## Start Source passage

Thursday, January 28, 2016

35 days

FIVE WEEKS.   35 days from today, this kid comes home.  He is the glue and the Chi of our family and 2 years is a long time to be missing someone so important. The #greatwhitehope will be home soon. #lithuaniaexpress

Exactly 5 weeks from today, a mere 35 days, my brother will return home from his two year mission in Lithuania.  He has finally started to hint, just a little, in his letters that he will in fact be coming home.  He has received notice from the "U" that they are waiting for him to return.  He is the topic, or falls into nearly every conversation my boys and I have with each other.

I think I've posted this statement before, but according to my mom (and I wholeheartedly agree), this brother of mine is the "glue" that keeps our family together.  Well, when the glue is gone for two years, things don't really fall apart, but sometimes, the hole that is left in his place feels really big.  Too big to fill up any other way.  I've been an emotional mess lately - not worth mentioning really, but I think that in several aspects of my life, the word "Basket-case" is written in bold letters across my forehead.  One night, a week or so ago, after unloading yet another basket-case full of worry onto my husband before we fell asleep (perfect timing, right?) he said to me, that I need my brother home.  That I'm done missing him and I just need him back, where I can see him and talk to him every day.

## End Source passage
## Start Entries provided

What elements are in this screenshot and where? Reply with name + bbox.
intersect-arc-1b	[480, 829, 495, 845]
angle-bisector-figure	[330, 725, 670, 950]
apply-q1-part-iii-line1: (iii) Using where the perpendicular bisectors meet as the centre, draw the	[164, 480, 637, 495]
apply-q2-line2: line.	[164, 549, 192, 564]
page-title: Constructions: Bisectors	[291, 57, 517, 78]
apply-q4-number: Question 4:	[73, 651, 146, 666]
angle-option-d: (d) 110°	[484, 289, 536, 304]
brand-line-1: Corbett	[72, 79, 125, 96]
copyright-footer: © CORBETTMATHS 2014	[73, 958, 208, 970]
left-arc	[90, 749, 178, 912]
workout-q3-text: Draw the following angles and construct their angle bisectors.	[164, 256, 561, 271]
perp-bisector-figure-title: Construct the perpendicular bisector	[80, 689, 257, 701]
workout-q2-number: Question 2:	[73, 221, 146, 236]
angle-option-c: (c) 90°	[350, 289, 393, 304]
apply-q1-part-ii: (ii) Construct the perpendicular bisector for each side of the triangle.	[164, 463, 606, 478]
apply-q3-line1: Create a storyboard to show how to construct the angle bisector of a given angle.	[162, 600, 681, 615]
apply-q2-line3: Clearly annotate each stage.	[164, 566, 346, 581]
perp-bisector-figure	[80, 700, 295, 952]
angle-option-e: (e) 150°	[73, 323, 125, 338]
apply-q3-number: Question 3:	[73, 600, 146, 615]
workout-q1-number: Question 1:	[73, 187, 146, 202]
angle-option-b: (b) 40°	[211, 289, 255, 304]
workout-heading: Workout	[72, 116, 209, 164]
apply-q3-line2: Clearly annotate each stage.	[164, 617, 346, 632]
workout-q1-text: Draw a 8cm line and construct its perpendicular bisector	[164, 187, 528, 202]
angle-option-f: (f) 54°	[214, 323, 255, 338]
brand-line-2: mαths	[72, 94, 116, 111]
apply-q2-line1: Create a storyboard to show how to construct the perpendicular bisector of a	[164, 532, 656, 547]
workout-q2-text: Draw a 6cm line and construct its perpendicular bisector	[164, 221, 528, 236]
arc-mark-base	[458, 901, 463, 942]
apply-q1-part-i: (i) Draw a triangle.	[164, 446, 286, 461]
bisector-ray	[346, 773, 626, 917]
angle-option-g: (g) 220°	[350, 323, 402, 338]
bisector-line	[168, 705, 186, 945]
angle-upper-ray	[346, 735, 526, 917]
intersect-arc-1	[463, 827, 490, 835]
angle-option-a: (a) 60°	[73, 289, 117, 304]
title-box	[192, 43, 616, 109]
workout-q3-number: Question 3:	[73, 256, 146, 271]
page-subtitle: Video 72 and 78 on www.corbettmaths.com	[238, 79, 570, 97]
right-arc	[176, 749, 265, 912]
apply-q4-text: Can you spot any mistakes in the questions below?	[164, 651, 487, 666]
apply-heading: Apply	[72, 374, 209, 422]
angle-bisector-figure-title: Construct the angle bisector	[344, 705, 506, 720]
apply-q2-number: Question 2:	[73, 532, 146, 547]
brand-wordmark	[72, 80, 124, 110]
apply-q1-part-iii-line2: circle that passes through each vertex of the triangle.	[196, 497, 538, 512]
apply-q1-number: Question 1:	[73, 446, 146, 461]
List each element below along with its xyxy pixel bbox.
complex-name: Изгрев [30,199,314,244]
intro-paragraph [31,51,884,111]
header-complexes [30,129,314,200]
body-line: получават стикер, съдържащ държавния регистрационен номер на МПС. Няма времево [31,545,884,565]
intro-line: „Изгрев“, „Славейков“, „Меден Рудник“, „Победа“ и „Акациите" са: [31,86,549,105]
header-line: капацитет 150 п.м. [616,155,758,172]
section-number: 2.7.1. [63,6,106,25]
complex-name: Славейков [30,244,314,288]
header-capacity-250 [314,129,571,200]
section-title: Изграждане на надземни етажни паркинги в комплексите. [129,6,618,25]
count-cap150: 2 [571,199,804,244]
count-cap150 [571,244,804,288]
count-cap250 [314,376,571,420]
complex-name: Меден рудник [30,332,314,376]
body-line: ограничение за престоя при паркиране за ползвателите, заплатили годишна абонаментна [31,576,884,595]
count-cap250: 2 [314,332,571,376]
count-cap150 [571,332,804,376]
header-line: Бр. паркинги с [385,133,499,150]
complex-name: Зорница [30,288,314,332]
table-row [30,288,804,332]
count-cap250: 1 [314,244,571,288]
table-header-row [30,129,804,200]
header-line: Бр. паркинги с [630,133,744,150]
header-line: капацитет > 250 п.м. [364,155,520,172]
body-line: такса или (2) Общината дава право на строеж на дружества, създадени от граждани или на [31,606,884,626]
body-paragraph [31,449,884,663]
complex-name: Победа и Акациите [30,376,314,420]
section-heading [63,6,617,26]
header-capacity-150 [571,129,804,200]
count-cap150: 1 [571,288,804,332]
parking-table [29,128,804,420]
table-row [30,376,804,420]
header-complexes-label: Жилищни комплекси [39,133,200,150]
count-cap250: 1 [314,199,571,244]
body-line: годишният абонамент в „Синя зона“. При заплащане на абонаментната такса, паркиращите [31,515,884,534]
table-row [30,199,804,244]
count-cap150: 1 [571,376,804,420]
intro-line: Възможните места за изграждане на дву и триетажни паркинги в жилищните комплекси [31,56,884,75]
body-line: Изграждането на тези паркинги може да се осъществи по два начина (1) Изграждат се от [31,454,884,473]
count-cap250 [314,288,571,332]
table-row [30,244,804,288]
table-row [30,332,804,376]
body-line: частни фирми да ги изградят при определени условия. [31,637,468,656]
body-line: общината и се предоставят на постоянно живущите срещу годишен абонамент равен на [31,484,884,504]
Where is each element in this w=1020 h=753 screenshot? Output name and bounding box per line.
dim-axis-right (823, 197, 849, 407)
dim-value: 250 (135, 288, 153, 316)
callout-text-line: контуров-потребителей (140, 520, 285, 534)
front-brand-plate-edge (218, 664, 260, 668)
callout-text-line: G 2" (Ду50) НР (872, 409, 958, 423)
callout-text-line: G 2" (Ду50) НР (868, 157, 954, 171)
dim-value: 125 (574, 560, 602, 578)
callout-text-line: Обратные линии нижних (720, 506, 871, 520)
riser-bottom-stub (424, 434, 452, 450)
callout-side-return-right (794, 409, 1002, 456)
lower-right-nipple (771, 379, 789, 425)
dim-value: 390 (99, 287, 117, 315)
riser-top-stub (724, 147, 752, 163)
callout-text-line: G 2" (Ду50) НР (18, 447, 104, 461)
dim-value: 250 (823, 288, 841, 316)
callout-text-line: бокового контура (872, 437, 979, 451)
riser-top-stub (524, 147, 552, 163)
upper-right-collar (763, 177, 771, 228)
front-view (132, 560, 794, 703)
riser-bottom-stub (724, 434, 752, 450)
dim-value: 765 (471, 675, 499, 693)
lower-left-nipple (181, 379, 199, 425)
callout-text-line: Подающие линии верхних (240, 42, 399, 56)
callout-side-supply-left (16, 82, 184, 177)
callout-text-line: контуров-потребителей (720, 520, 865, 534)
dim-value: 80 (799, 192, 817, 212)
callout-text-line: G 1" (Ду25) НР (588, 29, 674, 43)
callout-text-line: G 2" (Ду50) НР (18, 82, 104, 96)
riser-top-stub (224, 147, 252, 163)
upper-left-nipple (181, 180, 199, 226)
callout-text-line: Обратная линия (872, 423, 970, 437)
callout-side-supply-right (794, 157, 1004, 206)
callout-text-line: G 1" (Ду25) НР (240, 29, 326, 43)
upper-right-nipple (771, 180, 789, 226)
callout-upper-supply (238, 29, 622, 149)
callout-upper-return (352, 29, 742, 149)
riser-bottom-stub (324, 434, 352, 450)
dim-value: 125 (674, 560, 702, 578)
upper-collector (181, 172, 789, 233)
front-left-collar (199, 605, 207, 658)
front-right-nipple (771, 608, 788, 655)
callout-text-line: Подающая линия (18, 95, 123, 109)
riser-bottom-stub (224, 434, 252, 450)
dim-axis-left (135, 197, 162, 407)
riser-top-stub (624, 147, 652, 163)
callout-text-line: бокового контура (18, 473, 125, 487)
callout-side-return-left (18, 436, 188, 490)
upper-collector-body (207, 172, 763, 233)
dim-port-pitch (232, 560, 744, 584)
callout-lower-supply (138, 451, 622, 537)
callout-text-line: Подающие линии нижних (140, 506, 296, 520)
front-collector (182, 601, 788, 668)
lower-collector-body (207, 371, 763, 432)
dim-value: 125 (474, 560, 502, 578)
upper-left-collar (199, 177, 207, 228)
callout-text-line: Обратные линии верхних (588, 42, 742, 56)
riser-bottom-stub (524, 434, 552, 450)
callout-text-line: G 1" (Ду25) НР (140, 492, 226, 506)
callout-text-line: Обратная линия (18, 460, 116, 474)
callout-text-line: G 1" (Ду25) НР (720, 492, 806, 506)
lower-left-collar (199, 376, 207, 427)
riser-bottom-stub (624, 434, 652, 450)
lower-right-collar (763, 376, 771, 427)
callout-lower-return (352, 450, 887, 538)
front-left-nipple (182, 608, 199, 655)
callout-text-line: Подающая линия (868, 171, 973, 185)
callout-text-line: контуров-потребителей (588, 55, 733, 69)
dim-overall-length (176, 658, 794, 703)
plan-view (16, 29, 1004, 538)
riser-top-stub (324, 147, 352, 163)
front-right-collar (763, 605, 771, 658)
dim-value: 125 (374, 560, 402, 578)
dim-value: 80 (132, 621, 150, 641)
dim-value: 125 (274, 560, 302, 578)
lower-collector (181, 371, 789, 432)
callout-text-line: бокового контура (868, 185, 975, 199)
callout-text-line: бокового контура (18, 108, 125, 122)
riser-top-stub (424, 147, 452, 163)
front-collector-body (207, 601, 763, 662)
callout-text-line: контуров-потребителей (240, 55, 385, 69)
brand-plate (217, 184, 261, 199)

## End Entries provided

> **What this task involves**: According to the blog entry, in which country is the writer's brother serving his mission?

> **Response to the task**: Lithuania.